▶ **Direction**: Locate the string "villus" throughout the material and copy every line in which it occurs.

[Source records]
□ □ □ □

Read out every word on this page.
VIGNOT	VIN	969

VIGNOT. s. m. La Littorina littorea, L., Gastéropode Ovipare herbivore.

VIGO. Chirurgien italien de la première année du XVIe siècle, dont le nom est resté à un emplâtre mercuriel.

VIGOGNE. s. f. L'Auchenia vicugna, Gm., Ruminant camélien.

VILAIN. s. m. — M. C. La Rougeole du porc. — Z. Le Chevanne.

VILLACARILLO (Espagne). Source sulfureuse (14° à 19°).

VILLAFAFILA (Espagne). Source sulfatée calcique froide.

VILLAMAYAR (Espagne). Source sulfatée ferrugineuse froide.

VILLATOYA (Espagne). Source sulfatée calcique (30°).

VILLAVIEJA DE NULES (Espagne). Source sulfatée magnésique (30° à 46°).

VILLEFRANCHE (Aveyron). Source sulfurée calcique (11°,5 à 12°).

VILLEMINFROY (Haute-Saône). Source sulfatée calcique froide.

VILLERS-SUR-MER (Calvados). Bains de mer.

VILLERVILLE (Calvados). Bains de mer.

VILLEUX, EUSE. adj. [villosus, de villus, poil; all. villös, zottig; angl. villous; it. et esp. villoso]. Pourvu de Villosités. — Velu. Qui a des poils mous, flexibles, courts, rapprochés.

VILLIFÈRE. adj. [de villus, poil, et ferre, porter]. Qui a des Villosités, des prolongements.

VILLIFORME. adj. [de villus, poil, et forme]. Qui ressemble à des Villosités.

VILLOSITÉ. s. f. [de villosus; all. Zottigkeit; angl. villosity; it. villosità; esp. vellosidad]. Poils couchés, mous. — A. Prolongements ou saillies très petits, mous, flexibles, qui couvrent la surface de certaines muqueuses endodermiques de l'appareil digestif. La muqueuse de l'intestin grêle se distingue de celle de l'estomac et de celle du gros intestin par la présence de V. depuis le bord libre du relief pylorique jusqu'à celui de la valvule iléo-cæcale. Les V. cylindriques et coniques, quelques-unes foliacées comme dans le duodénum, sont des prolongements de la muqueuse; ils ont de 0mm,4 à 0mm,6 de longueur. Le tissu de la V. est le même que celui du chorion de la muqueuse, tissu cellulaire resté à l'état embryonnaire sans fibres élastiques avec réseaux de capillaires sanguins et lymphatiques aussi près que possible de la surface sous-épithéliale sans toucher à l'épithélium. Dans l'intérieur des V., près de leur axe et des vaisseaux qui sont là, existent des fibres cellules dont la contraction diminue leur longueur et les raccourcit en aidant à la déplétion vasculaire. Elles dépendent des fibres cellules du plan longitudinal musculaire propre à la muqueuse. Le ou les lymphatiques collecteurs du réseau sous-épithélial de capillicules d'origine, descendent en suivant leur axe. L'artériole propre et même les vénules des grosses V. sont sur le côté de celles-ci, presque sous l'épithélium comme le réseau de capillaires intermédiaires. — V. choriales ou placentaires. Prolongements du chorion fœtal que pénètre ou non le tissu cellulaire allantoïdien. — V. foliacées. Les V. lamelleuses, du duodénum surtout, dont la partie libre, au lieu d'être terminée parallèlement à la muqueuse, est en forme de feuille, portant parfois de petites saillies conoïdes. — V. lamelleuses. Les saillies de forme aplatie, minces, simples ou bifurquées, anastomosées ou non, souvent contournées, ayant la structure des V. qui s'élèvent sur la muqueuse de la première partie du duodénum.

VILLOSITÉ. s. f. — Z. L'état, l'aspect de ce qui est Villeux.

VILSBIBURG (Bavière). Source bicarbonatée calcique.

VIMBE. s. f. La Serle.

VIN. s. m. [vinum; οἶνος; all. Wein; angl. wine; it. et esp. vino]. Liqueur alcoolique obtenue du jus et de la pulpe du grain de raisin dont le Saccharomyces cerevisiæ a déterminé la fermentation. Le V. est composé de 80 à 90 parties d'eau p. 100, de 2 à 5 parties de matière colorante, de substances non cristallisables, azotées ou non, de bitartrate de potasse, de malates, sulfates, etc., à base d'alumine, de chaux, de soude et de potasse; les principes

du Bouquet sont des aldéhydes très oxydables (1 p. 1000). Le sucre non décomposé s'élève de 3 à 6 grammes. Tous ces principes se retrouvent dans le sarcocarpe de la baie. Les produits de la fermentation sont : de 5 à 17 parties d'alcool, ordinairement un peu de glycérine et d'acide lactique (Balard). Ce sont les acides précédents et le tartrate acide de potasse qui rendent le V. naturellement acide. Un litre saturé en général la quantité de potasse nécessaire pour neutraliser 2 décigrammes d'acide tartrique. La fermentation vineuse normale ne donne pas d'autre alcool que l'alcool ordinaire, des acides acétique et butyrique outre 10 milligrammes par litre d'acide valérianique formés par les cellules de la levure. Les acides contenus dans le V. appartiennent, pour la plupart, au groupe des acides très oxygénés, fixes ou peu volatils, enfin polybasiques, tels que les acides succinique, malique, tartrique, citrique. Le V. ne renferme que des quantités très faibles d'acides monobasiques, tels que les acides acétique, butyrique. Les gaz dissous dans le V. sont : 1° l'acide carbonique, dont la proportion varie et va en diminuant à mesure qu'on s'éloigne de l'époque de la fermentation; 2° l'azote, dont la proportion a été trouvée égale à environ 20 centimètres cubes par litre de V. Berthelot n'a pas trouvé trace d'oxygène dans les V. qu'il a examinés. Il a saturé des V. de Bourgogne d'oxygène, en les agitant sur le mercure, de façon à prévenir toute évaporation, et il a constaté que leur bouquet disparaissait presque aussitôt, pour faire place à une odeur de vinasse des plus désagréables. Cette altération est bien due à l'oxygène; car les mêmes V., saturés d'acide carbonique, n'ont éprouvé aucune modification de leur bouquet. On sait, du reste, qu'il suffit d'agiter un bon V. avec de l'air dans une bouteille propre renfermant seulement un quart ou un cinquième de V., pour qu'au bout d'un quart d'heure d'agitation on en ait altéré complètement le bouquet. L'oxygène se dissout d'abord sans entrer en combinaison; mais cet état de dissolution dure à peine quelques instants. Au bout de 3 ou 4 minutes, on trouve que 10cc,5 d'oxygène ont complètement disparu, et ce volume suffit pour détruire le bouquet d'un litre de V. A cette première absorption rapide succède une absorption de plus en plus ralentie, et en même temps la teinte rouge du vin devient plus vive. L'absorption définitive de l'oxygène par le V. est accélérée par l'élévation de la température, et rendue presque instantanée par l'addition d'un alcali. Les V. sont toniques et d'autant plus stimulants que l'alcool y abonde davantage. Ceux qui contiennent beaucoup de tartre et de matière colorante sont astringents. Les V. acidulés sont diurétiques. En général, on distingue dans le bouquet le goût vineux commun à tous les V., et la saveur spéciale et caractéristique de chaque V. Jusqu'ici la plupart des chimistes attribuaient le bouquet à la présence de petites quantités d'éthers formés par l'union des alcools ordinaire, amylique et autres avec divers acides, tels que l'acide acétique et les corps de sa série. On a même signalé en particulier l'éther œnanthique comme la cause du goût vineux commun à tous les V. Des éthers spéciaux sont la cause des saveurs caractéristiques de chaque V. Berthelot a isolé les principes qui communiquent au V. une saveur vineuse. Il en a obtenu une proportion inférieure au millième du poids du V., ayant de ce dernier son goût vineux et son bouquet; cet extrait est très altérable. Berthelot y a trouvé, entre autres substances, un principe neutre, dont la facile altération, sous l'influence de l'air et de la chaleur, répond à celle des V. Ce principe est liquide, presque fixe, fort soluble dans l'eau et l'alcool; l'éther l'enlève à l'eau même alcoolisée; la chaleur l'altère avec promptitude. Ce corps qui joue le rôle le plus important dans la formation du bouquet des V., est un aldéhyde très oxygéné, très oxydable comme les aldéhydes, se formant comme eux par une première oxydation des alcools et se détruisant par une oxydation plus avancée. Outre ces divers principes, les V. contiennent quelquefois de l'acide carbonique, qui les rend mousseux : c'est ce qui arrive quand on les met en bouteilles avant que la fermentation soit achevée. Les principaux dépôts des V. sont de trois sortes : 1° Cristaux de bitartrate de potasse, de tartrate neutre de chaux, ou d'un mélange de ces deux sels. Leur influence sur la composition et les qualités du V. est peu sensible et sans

□ □ □ □

▶ **Written answer**:
VILLEUX, EUSE. adj. [villosus, de villus, poil; all. villös, zottig; angl. villous; it. et esp. villoso]. Pourvu de Villosités. — Velu. Qui a des poils mous, flexibles, courts, rapprochés.
VILLIFÈRE. adj. [de villus, poil, et ferre, porter]. Qui a des Villosités, des prolongements.
VILLIFORME. adj. [de villus, poil, et forme]. Qui ressemble à des Villosités.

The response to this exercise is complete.